Requirement
Give back the records below exactly, every one, with no pictures.

Recorded information

>> BEGIN

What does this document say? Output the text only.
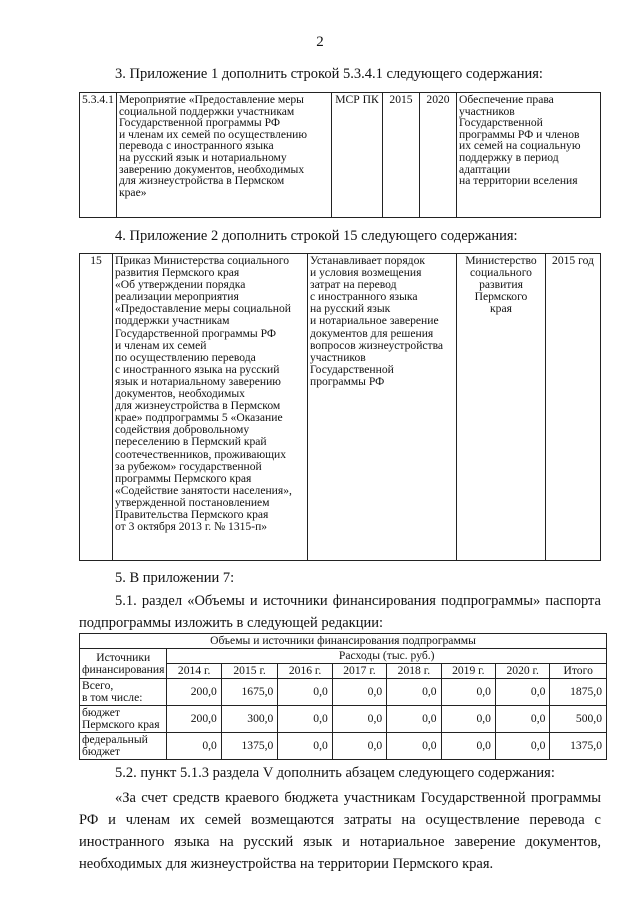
2
3. Приложение 1 дополнить строкой 5.3.4.1 следующего содержания:
5.3.4.1	Мероприятие «Предоставление меры
социальной поддержки участникам
Государственной программы РФ
и членам их семей по осуществлению
перевода с иностранного языка
на русский язык и нотариальному
заверению документов, необходимых
для жизнеустройства в Пермском
крае»	МСР ПК	2015	2020	Обеспечение права
участников
Государственной
программы РФ и членов
их семей на социальную
поддержку в период
адаптации
на территории вселения
4. Приложение 2 дополнить строкой 15 следующего содержания:
15	Приказ Министерства социального
развития Пермского края
«Об утверждении порядка
реализации мероприятия
«Предоставление меры социальной
поддержки участникам
Государственной программы РФ
и членам их семей
по осуществлению перевода
с иностранного языка на русский
язык и нотариальному заверению
документов, необходимых
для жизнеустройства в Пермском
крае» подпрограммы 5 «Оказание
содействия добровольному
переселению в Пермский край
соотечественников, проживающих
за рубежом» государственной
программы Пермского края
«Содействие занятости населения»,
утвержденной постановлением
Правительства Пермского края
от 3 октября 2013 г. № 1315-п»	Устанавливает порядок
и условия возмещения
затрат на перевод
с иностранного языка
на русский язык
и нотариальное заверение
документов для решения
вопросов жизнеустройства
участников
Государственной
программы РФ	Министерство
социального
развития
Пермского
края	2015 год
5. В приложении 7:
5.1. раздел «Объемы и источники финансирования подпрограммы» паспорта подпрограммы изложить в следующей редакции:
Объемы и источники финансирования подпрограммы								
Источники
финансирования	Расходы (тыс. руб.)							
	2014 г.	2015 г.	2016 г.	2017 г.	2018 г.	2019 г.	2020 г.	Итого
Всего,
в том числе:	200,0	1675,0	0,0	0,0	0,0	0,0	0,0	1875,0
бюджет
Пермского края	200,0	300,0	0,0	0,0	0,0	0,0	0,0	500,0
федеральный
бюджет	0,0	1375,0	0,0	0,0	0,0	0,0	0,0	1375,0
5.2. пункт 5.1.3 раздела V дополнить абзацем следующего содержания:
«За счет средств краевого бюджета участникам Государственной программы РФ и членам их семей возмещаются затраты на осуществление перевода с иностранного языка на русский язык и нотариальное заверение документов, необходимых для жизнеустройства на территории Пермского края.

>> END

The output
What does this document say? Output the text only.
2
3. Приложение 1 дополнить строкой 5.3.4.1 следующего содержания:
5.3.4.1	Мероприятие «Предоставление меры
социальной поддержки участникам
Государственной программы РФ
и членам их семей по осуществлению
перевода с иностранного языка
на русский язык и нотариальному
заверению документов, необходимых
для жизнеустройства в Пермском
крае»	МСР ПК	2015	2020	Обеспечение права
участников
Государственной
программы РФ и членов
их семей на социальную
поддержку в период
адаптации
на территории вселения
4. Приложение 2 дополнить строкой 15 следующего содержания:
15	Приказ Министерства социального
развития Пермского края
«Об утверждении порядка
реализации мероприятия
«Предоставление меры социальной
поддержки участникам
Государственной программы РФ
и членам их семей
по осуществлению перевода
с иностранного языка на русский
язык и нотариальному заверению
документов, необходимых
для жизнеустройства в Пермском
крае» подпрограммы 5 «Оказание
содействия добровольному
переселению в Пермский край
соотечественников, проживающих
за рубежом» государственной
программы Пермского края
«Содействие занятости населения»,
утвержденной постановлением
Правительства Пермского края
от 3 октября 2013 г. № 1315-п»	Устанавливает порядок
и условия возмещения
затрат на перевод
с иностранного языка
на русский язык
и нотариальное заверение
документов для решения
вопросов жизнеустройства
участников
Государственной
программы РФ	Министерство
социального
развития
Пермского
края	2015 год
5. В приложении 7:
5.1. раздел «Объемы и источники финансирования подпрограммы» паспорта подпрограммы изложить в следующей редакции:
Объемы и источники финансирования подпрограммы								
Источники
финансирования	Расходы (тыс. руб.)							
	2014 г.	2015 г.	2016 г.	2017 г.	2018 г.	2019 г.	2020 г.	Итого
Всего,
в том числе:	200,0	1675,0	0,0	0,0	0,0	0,0	0,0	1875,0
бюджет
Пермского края	200,0	300,0	0,0	0,0	0,0	0,0	0,0	500,0
федеральный
бюджет	0,0	1375,0	0,0	0,0	0,0	0,0	0,0	1375,0
5.2. пункт 5.1.3 раздела V дополнить абзацем следующего содержания:
«За счет средств краевого бюджета участникам Государственной программы РФ и членам их семей возмещаются затраты на осуществление перевода с иностранного языка на русский язык и нотариальное заверение документов, необходимых для жизнеустройства на территории Пермского края.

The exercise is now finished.